_WHAT THE TASK REQUIRES_
Find how many lines of the listing below include the word "from", then report the number by itself.

[Recorded data]

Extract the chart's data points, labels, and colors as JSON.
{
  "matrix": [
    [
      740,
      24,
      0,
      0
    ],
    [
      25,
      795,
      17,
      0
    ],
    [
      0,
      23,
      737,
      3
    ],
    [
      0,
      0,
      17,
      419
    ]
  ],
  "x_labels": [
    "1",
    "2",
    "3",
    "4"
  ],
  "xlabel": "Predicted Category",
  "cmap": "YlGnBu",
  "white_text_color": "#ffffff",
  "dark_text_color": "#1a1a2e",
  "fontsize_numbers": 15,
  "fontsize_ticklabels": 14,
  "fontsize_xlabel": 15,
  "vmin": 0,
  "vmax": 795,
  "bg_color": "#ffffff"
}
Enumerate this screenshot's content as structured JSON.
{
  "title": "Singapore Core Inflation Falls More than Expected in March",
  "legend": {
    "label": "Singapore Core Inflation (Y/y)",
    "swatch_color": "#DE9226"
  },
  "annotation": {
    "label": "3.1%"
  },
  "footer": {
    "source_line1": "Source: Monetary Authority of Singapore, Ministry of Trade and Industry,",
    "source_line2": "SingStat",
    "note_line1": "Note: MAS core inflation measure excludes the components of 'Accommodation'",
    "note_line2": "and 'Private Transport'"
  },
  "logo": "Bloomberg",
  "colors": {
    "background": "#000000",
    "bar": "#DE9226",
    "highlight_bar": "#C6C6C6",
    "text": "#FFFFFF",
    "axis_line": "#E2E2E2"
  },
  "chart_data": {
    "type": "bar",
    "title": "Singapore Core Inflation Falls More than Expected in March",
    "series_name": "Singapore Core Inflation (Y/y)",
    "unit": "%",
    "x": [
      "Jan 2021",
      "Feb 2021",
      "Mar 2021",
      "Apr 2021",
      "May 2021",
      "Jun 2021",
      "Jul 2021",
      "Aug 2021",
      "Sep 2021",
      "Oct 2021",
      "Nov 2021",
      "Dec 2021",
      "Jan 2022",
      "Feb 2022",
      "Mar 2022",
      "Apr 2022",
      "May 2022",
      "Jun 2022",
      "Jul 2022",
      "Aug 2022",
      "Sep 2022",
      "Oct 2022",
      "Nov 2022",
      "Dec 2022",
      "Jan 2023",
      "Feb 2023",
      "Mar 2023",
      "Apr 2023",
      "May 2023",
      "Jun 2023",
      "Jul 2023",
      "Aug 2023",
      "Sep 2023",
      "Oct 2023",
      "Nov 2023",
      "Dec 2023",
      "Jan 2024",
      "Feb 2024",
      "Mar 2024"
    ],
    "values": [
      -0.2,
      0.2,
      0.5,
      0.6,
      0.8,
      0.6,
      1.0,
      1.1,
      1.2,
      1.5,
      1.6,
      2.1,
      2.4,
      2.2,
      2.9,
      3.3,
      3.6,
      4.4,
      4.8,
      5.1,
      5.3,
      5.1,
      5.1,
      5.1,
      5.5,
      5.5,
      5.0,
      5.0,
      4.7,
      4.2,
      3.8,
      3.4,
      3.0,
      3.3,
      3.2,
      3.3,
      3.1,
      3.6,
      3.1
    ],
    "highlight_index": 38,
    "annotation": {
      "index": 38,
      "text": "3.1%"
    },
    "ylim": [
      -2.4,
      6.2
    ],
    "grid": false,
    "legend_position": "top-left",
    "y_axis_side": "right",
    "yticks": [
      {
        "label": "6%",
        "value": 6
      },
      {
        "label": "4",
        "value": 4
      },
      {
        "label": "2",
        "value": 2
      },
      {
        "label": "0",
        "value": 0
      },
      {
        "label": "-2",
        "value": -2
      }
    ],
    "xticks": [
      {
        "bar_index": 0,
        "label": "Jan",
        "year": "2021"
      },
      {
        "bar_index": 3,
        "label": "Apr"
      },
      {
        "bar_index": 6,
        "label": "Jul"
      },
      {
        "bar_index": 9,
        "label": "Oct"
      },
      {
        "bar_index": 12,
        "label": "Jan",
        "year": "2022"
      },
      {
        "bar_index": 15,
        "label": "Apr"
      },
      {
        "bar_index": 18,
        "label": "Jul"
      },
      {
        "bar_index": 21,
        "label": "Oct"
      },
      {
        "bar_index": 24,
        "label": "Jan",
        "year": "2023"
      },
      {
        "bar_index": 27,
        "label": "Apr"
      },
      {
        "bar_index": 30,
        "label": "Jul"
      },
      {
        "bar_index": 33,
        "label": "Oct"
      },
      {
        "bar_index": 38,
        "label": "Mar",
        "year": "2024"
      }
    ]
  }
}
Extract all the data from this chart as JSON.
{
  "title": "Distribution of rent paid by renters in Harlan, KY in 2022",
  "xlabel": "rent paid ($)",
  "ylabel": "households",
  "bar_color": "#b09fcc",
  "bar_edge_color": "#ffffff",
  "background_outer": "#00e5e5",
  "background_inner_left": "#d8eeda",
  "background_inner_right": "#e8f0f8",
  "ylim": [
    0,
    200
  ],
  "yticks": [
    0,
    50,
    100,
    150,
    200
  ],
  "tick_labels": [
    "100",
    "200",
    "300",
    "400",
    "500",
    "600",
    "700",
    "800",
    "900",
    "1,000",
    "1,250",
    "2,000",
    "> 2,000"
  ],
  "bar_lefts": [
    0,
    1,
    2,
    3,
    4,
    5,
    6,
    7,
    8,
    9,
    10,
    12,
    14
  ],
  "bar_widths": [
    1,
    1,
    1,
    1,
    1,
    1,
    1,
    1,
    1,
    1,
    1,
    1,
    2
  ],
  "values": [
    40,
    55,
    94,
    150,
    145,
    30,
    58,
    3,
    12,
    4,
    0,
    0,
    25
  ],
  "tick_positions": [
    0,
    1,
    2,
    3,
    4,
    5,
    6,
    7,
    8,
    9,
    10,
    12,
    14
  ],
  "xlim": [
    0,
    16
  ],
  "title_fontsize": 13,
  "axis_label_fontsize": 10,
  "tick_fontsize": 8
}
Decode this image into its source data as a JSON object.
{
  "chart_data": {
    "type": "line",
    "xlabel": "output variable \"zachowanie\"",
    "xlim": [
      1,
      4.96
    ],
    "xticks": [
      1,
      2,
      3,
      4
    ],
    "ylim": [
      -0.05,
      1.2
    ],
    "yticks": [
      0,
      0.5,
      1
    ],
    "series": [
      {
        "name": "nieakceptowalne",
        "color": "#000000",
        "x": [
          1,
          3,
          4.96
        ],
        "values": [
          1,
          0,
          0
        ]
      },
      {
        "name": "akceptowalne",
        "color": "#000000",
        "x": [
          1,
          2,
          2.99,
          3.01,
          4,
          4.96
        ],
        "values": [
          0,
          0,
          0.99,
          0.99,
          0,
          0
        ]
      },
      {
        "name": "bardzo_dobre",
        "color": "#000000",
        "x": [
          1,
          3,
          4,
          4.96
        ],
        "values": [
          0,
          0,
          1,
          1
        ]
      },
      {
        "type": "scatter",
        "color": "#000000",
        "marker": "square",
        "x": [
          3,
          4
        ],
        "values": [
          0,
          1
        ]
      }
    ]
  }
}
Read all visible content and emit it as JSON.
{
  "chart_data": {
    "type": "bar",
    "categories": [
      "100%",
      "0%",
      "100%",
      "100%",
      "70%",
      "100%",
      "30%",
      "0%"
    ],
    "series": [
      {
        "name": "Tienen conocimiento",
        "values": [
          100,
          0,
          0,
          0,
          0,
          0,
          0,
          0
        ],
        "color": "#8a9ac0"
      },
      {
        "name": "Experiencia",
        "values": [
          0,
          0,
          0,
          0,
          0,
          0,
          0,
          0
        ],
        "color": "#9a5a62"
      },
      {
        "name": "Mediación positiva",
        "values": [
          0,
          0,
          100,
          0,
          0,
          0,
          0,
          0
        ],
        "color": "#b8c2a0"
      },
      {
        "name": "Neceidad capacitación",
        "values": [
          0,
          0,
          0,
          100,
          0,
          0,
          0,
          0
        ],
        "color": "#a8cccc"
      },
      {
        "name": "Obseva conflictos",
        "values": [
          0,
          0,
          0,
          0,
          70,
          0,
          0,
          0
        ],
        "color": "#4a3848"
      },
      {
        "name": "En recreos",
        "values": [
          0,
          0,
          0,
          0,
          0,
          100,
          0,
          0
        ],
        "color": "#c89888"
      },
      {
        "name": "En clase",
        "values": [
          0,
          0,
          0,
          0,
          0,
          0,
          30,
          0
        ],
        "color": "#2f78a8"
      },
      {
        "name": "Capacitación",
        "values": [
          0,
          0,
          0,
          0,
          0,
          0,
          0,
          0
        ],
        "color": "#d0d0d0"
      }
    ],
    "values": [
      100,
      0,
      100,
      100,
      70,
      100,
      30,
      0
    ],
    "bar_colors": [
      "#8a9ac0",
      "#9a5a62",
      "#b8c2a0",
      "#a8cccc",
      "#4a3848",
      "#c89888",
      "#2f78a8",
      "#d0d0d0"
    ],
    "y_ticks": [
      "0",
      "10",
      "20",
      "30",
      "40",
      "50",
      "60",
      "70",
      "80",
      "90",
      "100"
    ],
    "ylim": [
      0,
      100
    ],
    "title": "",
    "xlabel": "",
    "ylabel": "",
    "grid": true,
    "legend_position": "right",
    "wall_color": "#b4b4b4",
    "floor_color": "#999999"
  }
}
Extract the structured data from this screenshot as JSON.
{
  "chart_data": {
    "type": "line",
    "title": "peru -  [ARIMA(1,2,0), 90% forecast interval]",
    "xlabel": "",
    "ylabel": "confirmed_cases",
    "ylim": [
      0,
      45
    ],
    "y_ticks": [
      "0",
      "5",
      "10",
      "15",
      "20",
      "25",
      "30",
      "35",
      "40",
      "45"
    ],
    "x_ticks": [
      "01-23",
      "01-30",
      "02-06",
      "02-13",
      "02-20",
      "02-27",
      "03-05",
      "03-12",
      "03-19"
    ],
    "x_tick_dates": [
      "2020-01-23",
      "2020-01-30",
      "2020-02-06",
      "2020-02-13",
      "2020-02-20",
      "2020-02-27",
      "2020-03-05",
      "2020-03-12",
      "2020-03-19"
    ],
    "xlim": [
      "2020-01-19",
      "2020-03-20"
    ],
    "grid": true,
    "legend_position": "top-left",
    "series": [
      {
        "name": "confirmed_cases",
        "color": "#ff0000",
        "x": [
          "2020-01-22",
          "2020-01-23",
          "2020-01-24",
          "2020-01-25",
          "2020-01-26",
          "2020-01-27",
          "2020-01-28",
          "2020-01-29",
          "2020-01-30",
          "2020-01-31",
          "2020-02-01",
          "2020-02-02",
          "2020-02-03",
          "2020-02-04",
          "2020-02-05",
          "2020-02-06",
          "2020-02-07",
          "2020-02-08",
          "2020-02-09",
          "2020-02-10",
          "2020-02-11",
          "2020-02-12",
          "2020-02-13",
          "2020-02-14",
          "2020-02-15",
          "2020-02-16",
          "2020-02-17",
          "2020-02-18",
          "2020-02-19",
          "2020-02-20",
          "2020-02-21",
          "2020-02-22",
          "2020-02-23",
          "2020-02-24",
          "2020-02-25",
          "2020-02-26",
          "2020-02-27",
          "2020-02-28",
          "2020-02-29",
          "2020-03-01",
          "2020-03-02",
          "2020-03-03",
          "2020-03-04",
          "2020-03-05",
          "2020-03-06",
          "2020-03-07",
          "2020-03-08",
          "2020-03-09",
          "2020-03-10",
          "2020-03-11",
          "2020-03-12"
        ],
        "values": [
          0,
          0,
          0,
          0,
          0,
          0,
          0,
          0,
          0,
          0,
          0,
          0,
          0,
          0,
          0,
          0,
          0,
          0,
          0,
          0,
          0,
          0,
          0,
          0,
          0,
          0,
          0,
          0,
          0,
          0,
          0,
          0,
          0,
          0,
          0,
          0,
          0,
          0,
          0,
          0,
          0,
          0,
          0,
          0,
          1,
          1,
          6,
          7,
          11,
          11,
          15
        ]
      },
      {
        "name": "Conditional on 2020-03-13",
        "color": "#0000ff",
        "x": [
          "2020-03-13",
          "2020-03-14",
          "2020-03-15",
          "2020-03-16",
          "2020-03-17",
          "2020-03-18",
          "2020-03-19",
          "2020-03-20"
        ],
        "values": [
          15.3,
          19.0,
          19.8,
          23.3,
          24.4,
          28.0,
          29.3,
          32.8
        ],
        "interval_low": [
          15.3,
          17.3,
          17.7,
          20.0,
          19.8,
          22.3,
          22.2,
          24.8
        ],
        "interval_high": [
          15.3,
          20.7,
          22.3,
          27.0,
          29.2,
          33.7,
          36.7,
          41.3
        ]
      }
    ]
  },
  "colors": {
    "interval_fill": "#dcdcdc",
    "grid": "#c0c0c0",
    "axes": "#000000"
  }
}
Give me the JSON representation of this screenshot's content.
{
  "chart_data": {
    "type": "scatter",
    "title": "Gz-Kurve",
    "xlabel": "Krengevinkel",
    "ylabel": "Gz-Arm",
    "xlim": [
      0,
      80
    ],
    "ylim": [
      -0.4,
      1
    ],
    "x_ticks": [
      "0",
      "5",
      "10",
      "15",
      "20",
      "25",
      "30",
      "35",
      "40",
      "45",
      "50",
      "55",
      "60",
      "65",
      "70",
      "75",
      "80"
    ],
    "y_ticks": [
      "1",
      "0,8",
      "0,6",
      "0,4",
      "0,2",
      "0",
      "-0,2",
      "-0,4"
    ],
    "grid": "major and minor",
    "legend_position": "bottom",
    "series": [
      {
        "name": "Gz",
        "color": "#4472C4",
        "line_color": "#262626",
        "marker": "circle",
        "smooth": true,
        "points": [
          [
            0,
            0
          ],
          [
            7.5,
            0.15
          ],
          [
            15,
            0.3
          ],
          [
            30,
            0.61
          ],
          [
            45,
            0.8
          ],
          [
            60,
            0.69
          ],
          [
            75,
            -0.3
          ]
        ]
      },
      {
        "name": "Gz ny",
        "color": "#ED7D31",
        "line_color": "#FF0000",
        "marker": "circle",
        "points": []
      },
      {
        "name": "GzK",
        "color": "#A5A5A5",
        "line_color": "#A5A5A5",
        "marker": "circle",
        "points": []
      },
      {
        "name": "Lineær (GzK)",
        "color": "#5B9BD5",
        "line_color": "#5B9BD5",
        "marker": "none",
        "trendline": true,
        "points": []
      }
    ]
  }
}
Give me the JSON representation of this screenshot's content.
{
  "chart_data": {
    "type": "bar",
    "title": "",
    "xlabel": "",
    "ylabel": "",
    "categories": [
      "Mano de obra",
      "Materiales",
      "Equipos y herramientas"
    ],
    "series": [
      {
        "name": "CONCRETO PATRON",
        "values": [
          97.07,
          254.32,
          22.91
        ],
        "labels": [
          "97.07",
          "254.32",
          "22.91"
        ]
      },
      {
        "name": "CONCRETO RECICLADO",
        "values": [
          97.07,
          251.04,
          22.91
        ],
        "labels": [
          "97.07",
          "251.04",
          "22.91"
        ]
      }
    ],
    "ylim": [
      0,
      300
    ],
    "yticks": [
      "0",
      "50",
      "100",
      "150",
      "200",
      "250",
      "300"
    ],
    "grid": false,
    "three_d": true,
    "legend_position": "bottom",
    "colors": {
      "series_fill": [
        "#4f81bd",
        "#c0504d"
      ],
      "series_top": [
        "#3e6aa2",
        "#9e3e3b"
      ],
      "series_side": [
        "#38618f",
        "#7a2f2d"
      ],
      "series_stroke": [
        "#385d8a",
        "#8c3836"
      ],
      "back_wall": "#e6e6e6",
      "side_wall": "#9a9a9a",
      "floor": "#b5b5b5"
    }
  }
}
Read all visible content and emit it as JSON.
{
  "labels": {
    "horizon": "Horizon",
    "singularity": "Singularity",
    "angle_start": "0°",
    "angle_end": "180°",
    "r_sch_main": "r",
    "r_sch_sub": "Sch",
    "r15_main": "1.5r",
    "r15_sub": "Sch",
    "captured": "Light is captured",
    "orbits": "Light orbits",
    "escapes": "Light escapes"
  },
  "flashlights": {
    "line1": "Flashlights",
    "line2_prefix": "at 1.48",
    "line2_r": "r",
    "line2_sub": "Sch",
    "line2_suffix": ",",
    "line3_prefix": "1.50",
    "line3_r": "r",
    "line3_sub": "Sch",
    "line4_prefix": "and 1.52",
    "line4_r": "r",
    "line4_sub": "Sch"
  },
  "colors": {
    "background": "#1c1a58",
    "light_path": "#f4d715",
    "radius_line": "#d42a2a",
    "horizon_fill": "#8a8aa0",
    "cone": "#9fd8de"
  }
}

_TASK ANSWER_
2